**Section de texte:**
<<<<
Étant donné une séquence d'octets, affichez la valeur de hachage SHA-256 de la séquence.

L'algorithme SHA-256

Le pseudocode suivant est extrait de la page Wikipedia de SHA-2 .

Note 1: All variables are 32 bit unsigned integers and addition is calculated modulo 2^32
Note 2: For each round, there is one round constant k[i] and one entry in the message schedule array w[i], 0 ≤ i ≤ 63
Note 3: The compression function uses 8 working variables, a through h
Note 4: Big-endian convention is used when expressing the constants in this pseudocode,
    and when parsing message block data from bytes to words, for example,
    the first word of the input message "abc" after padding is 0x61626380

Initialize hash values:
(first 32 bits of the fractional parts of the square roots of the first 8 primes 2..19):
h0 := 0x6a09e667
h1 := 0xbb67ae85
h2 := 0x3c6ef372
h3 := 0xa54ff53a
h4 := 0x510e527f
h5 := 0x9b05688c
h6 := 0x1f83d9ab
h7 := 0x5be0cd19

Initialize array of round constants:
(first 32 bits of the fractional parts of the cube roots of the first 64 primes 2..311):
k[0..63] :=
   0x428a2f98, 0x71374491, 0xb5c0fbcf, 0xe9b5dba5, 0x3956c25b, 0x59f111f1, 0x923f82a4, 0xab1c5ed5,
   0xd807aa98, 0x12835b01, 0x243185be, 0x550c7dc3, 0x72be5d74, 0x80deb1fe, 0x9bdc06a7, 0xc19bf174,
   0xe49b69c1, 0xefbe4786, 0x0fc19dc6, 0x240ca1cc, 0x2de92c6f, 0x4a7484aa, 0x5cb0a9dc, 0x76f988da,
   0x983e5152, 0xa831c66d, 0xb00327c8, 0xbf597fc7, 0xc6e00bf3, 0xd5a79147, 0x06ca6351, 0x14292967,
   0x27b70a85, 0x2e1b2138, 0x4d2c6dfc, 0x53380d13, 0x650a7354, 0x766a0abb, 0x81c2c92e, 0x92722c85,
   0xa2bfe8a1, 0xa81a664b, 0xc24b8b70, 0xc76c51a3, 0xd192e819, 0xd6990624, 0xf40e3585, 0x106aa070,
   0x19a4c116, 0x1e376c08, 0x2748774c, 0x34b0bcb5, 0x391c0cb3, 0x4ed8aa4a, 0x5b9cca4f, 0x682e6ff3,
   0x748f82ee, 0x78a5636f, 0x84c87814, 0x8cc70208, 0x90befffa, 0xa4506ceb, 0xbef9a3f7, 0xc67178f2

Pre-processing:
append the bit '1' to the message
append k bits '0', where k is the minimum number >= 0 such that the resulting message
    length (modulo 512 in bits) is 448.
>>>>
**Tâche:**
Traduisez en anglais, s'il vous plaît, cette phrase du texte sur SHA-256 : « Étant donné une séquence d'octets, affichez la valeur de hachage SHA-256 de la séquence. » Les enregistrements constituent un matériau distinct de ce texte.

(Enregistrements d'un jeu de données)
<<<<
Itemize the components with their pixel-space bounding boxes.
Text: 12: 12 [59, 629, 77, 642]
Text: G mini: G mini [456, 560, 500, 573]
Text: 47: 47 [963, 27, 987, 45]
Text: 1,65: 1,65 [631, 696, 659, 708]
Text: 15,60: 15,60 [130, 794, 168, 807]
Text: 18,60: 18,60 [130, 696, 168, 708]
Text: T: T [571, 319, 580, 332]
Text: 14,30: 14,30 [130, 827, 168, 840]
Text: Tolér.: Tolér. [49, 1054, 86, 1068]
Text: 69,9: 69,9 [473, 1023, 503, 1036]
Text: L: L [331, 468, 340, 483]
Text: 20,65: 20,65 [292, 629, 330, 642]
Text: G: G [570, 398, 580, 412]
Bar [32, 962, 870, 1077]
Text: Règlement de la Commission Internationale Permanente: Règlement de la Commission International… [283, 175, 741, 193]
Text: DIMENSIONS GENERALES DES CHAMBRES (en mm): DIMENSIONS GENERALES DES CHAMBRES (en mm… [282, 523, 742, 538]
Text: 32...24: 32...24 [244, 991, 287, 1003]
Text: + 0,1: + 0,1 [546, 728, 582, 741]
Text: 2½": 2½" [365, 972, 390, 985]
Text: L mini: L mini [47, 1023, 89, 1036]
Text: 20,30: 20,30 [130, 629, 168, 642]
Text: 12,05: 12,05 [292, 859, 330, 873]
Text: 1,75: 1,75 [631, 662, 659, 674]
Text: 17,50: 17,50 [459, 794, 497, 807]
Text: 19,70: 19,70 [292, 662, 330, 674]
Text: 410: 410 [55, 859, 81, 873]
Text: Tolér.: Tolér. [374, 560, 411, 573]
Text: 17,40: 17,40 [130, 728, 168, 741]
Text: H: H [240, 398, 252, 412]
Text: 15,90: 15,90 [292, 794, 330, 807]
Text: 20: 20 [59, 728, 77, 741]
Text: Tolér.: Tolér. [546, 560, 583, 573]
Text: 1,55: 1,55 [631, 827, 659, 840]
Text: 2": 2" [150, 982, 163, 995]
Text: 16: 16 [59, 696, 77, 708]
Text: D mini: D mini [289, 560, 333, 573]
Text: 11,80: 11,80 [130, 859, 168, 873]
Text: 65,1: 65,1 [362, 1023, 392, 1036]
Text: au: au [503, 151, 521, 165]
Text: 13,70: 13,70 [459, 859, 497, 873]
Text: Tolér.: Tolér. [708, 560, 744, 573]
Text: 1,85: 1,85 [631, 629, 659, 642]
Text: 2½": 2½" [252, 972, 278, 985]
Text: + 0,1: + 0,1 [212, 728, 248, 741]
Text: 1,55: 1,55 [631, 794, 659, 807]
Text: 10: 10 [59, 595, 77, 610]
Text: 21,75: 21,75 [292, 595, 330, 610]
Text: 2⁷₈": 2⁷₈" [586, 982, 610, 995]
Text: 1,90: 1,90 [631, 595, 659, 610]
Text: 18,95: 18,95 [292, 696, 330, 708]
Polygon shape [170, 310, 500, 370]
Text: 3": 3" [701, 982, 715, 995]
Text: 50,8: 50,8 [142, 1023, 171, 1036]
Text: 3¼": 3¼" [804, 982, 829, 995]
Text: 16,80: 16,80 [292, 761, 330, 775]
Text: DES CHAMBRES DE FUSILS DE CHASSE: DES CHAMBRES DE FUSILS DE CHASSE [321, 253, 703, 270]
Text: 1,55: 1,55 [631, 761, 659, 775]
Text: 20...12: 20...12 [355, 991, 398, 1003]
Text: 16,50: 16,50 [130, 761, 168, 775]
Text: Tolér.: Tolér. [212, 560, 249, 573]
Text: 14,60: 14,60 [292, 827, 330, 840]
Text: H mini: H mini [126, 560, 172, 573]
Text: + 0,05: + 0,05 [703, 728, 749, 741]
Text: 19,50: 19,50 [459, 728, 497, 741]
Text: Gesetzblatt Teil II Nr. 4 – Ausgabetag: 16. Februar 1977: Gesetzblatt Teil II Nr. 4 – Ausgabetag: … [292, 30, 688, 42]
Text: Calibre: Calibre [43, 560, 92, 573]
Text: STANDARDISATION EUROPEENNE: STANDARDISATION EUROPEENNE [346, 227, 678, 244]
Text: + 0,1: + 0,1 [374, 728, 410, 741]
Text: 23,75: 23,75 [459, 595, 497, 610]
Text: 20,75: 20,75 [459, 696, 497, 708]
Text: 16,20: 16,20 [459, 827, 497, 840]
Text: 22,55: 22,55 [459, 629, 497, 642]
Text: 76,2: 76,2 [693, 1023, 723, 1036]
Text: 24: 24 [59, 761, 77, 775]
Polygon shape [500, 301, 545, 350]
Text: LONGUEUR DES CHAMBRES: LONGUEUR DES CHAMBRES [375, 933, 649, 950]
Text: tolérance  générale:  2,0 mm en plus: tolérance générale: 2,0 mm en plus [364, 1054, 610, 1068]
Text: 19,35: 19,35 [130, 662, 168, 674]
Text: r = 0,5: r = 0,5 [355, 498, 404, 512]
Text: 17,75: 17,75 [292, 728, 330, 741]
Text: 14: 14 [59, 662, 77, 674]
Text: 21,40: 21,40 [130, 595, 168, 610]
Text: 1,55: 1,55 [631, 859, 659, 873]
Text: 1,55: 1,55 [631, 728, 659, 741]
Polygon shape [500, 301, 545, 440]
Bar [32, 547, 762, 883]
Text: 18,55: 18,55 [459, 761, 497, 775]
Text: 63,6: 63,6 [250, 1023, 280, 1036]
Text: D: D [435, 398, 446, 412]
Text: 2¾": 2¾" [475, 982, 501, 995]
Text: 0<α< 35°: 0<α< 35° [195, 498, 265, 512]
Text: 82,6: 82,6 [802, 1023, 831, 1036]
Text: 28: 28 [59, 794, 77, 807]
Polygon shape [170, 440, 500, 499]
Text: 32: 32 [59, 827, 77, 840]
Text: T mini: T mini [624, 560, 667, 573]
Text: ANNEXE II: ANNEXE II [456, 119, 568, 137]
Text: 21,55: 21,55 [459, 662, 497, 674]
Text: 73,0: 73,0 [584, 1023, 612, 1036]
>>>>
**Réponse:**
Given a sequence of bytes, output the SHA-256 hash value of the sequence.